Problem to solve:
Print all the records exactly, please.
──────── Dataset records
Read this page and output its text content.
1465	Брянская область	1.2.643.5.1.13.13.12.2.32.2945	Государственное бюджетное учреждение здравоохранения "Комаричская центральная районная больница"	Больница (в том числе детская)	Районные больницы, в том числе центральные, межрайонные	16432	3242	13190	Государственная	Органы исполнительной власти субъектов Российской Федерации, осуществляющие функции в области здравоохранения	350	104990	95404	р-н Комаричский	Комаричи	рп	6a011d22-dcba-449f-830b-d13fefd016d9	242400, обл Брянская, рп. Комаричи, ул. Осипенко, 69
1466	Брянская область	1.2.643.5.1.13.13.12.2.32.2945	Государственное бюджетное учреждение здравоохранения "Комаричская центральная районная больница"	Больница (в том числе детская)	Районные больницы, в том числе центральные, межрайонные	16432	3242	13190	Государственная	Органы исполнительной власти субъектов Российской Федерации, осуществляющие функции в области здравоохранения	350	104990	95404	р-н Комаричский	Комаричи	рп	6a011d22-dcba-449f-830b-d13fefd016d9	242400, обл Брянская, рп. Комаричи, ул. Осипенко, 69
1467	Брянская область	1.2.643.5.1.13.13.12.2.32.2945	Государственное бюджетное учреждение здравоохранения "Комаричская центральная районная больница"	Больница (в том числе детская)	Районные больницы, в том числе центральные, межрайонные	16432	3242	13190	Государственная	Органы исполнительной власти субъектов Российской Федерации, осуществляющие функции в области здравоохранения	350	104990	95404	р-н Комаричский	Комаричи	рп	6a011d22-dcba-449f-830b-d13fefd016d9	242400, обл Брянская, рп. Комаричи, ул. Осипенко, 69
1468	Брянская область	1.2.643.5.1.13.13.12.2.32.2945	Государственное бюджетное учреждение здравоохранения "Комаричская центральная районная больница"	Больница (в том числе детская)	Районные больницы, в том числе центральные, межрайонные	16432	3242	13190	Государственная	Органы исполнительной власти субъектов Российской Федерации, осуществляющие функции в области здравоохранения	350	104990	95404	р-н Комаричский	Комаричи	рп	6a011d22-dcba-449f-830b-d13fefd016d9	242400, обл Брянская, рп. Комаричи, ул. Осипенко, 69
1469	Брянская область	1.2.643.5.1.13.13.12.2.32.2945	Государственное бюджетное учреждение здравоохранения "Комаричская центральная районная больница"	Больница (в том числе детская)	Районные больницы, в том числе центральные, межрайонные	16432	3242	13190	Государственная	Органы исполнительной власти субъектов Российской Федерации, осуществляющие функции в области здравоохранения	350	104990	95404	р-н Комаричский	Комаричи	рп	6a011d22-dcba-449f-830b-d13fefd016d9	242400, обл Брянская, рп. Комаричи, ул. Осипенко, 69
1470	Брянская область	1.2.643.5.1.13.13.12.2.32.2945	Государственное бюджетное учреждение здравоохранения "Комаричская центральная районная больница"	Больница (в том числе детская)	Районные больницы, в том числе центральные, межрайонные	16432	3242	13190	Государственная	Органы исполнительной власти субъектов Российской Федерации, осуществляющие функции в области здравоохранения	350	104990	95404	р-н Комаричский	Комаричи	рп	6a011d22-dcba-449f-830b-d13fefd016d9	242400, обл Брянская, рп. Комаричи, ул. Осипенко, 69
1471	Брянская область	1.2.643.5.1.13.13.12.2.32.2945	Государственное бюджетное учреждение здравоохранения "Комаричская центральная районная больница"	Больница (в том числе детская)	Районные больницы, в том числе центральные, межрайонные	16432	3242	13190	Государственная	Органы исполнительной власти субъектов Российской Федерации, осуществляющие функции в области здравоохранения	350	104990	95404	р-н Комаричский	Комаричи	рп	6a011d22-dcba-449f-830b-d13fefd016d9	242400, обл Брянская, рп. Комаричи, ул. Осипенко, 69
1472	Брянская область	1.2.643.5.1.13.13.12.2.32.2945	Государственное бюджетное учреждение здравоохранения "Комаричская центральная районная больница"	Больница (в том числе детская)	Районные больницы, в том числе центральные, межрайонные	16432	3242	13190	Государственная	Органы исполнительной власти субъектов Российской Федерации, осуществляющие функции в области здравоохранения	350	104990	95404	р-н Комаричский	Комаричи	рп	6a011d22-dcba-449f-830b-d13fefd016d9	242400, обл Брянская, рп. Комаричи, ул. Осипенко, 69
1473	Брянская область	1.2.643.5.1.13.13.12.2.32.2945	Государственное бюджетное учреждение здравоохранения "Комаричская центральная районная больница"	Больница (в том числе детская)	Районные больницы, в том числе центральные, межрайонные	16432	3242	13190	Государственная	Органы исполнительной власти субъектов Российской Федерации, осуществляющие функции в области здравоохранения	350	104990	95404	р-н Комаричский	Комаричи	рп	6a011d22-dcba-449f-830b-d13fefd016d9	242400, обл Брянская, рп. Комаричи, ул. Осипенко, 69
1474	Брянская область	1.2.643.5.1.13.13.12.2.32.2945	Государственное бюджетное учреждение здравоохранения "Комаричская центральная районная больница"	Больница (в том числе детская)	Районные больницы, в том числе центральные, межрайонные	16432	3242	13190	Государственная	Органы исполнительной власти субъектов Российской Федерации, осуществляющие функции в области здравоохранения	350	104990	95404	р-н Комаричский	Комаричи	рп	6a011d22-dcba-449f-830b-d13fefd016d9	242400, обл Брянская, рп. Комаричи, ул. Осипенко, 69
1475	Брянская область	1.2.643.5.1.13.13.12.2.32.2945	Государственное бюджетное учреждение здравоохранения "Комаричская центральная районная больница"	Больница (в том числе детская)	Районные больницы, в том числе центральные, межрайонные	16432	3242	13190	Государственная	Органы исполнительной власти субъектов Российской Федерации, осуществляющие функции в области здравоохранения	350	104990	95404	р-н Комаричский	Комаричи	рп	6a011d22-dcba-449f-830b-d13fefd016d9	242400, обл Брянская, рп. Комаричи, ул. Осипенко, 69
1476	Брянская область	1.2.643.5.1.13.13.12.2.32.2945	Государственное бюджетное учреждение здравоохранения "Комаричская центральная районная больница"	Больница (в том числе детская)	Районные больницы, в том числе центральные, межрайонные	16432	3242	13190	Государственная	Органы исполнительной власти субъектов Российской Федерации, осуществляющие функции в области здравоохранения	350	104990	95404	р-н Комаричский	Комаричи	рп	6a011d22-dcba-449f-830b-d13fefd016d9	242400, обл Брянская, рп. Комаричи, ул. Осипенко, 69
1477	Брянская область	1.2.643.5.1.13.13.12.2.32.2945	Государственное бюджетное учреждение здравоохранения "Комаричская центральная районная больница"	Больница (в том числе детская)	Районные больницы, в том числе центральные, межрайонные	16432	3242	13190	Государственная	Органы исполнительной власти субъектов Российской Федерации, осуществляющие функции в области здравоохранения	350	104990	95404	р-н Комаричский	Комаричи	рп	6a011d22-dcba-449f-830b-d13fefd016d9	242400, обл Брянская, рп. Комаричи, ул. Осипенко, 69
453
────────────────
Answer below:
Read this page and output its text content.
1465	Брянская область	1.2.643.5.1.13.13.12.2.32.2945	Государственное бюджетное учреждение здравоохранения "Комаричская центральная районная больница"	Больница (в том числе детская)	Районные больницы, в том числе центральные, межрайонные	16432	3242	13190	Государственная	Органы исполнительной власти субъектов Российской Федерации, осуществляющие функции в области здравоохранения	350	104990	95404	р-н Комаричский	Комаричи	рп	6a011d22-dcba-449f-830b-d13fefd016d9	242400, обл Брянская, рп. Комаричи, ул. Осипенко, 69
1466	Брянская область	1.2.643.5.1.13.13.12.2.32.2945	Государственное бюджетное учреждение здравоохранения "Комаричская центральная районная больница"	Больница (в том числе детская)	Районные больницы, в том числе центральные, межрайонные	16432	3242	13190	Государственная	Органы исполнительной власти субъектов Российской Федерации, осуществляющие функции в области здравоохранения	350	104990	95404	р-н Комаричский	Комаричи	рп	6a011d22-dcba-449f-830b-d13fefd016d9	242400, обл Брянская, рп. Комаричи, ул. Осипенко, 69
1467	Брянская область	1.2.643.5.1.13.13.12.2.32.2945	Государственное бюджетное учреждение здравоохранения "Комаричская центральная районная больница"	Больница (в том числе детская)	Районные больницы, в том числе центральные, межрайонные	16432	3242	13190	Государственная	Органы исполнительной власти субъектов Российской Федерации, осуществляющие функции в области здравоохранения	350	104990	95404	р-н Комаричский	Комаричи	рп	6a011d22-dcba-449f-830b-d13fefd016d9	242400, обл Брянская, рп. Комаричи, ул. Осипенко, 69
1468	Брянская область	1.2.643.5.1.13.13.12.2.32.2945	Государственное бюджетное учреждение здравоохранения "Комаричская центральная районная больница"	Больница (в том числе детская)	Районные больницы, в том числе центральные, межрайонные	16432	3242	13190	Государственная	Органы исполнительной власти субъектов Российской Федерации, осуществляющие функции в области здравоохранения	350	104990	95404	р-н Комаричский	Комаричи	рп	6a011d22-dcba-449f-830b-d13fefd016d9	242400, обл Брянская, рп. Комаричи, ул. Осипенко, 69
1469	Брянская область	1.2.643.5.1.13.13.12.2.32.2945	Государственное бюджетное учреждение здравоохранения "Комаричская центральная районная больница"	Больница (в том числе детская)	Районные больницы, в том числе центральные, межрайонные	16432	3242	13190	Государственная	Органы исполнительной власти субъектов Российской Федерации, осуществляющие функции в области здравоохранения	350	104990	95404	р-н Комаричский	Комаричи	рп	6a011d22-dcba-449f-830b-d13fefd016d9	242400, обл Брянская, рп. Комаричи, ул. Осипенко, 69
1470	Брянская область	1.2.643.5.1.13.13.12.2.32.2945	Государственное бюджетное учреждение здравоохранения "Комаричская центральная районная больница"	Больница (в том числе детская)	Районные больницы, в том числе центральные, межрайонные	16432	3242	13190	Государственная	Органы исполнительной власти субъектов Российской Федерации, осуществляющие функции в области здравоохранения	350	104990	95404	р-н Комаричский	Комаричи	рп	6a011d22-dcba-449f-830b-d13fefd016d9	242400, обл Брянская, рп. Комаричи, ул. Осипенко, 69
1471	Брянская область	1.2.643.5.1.13.13.12.2.32.2945	Государственное бюджетное учреждение здравоохранения "Комаричская центральная районная больница"	Больница (в том числе детская)	Районные больницы, в том числе центральные, межрайонные	16432	3242	13190	Государственная	Органы исполнительной власти субъектов Российской Федерации, осуществляющие функции в области здравоохранения	350	104990	95404	р-н Комаричский	Комаричи	рп	6a011d22-dcba-449f-830b-d13fefd016d9	242400, обл Брянская, рп. Комаричи, ул. Осипенко, 69
1472	Брянская область	1.2.643.5.1.13.13.12.2.32.2945	Государственное бюджетное учреждение здравоохранения "Комаричская центральная районная больница"	Больница (в том числе детская)	Районные больницы, в том числе центральные, межрайонные	16432	3242	13190	Государственная	Органы исполнительной власти субъектов Российской Федерации, осуществляющие функции в области здравоохранения	350	104990	95404	р-н Комаричский	Комаричи	рп	6a011d22-dcba-449f-830b-d13fefd016d9	242400, обл Брянская, рп. Комаричи, ул. Осипенко, 69
1473	Брянская область	1.2.643.5.1.13.13.12.2.32.2945	Государственное бюджетное учреждение здравоохранения "Комаричская центральная районная больница"	Больница (в том числе детская)	Районные больницы, в том числе центральные, межрайонные	16432	3242	13190	Государственная	Органы исполнительной власти субъектов Российской Федерации, осуществляющие функции в области здравоохранения	350	104990	95404	р-н Комаричский	Комаричи	рп	6a011d22-dcba-449f-830b-d13fefd016d9	242400, обл Брянская, рп. Комаричи, ул. Осипенко, 69
1474	Брянская область	1.2.643.5.1.13.13.12.2.32.2945	Государственное бюджетное учреждение здравоохранения "Комаричская центральная районная больница"	Больница (в том числе детская)	Районные больницы, в том числе центральные, межрайонные	16432	3242	13190	Государственная	Органы исполнительной власти субъектов Российской Федерации, осуществляющие функции в области здравоохранения	350	104990	95404	р-н Комаричский	Комаричи	рп	6a011d22-dcba-449f-830b-d13fefd016d9	242400, обл Брянская, рп. Комаричи, ул. Осипенко, 69
1475	Брянская область	1.2.643.5.1.13.13.12.2.32.2945	Государственное бюджетное учреждение здравоохранения "Комаричская центральная районная больница"	Больница (в том числе детская)	Районные больницы, в том числе центральные, межрайонные	16432	3242	13190	Государственная	Органы исполнительной власти субъектов Российской Федерации, осуществляющие функции в области здравоохранения	350	104990	95404	р-н Комаричский	Комаричи	рп	6a011d22-dcba-449f-830b-d13fefd016d9	242400, обл Брянская, рп. Комаричи, ул. Осипенко, 69
1476	Брянская область	1.2.643.5.1.13.13.12.2.32.2945	Государственное бюджетное учреждение здравоохранения "Комаричская центральная районная больница"	Больница (в том числе детская)	Районные больницы, в том числе центральные, межрайонные	16432	3242	13190	Государственная	Органы исполнительной власти субъектов Российской Федерации, осуществляющие функции в области здравоохранения	350	104990	95404	р-н Комаричский	Комаричи	рп	6a011d22-dcba-449f-830b-d13fefd016d9	242400, обл Брянская, рп. Комаричи, ул. Осипенко, 69
1477	Брянская область	1.2.643.5.1.13.13.12.2.32.2945	Государственное бюджетное учреждение здравоохранения "Комаричская центральная районная больница"	Больница (в том числе детская)	Районные больницы, в том числе центральные, межрайонные	16432	3242	13190	Государственная	Органы исполнительной власти субъектов Российской Федерации, осуществляющие функции в области здравоохранения	350	104990	95404	р-н Комаричский	Комаричи	рп	6a011d22-dcba-449f-830b-d13fefd016d9	242400, обл Брянская, рп. Комаричи, ул. Осипенко, 69
453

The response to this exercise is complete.